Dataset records
— start —
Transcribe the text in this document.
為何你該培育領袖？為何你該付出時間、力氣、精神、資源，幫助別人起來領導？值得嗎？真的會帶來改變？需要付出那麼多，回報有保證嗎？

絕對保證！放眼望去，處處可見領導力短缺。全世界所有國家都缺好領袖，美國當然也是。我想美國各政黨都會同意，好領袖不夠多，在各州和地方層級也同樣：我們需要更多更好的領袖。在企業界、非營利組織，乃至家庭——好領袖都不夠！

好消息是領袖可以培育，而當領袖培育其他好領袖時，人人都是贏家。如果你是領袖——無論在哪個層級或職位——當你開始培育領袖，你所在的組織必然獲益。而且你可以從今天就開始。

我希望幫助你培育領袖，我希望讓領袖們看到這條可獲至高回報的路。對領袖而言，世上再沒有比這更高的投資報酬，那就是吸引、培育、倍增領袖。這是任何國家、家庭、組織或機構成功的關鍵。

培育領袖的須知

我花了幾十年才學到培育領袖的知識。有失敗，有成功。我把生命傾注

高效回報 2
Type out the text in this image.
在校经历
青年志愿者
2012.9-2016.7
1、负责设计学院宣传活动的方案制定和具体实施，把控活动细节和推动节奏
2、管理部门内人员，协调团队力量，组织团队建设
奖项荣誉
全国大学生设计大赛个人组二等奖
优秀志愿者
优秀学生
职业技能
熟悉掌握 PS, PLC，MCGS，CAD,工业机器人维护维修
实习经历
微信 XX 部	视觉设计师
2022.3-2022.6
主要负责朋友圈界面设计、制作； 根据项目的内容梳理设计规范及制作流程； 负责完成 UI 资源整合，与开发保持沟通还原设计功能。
— end —
▶ TASK DIRECTIONS: In the material above, find each line that contains the word "text", and select it.

▶ OUTPUT OF THE TASK:
Transcribe the text in this document.
Type out the text in this image.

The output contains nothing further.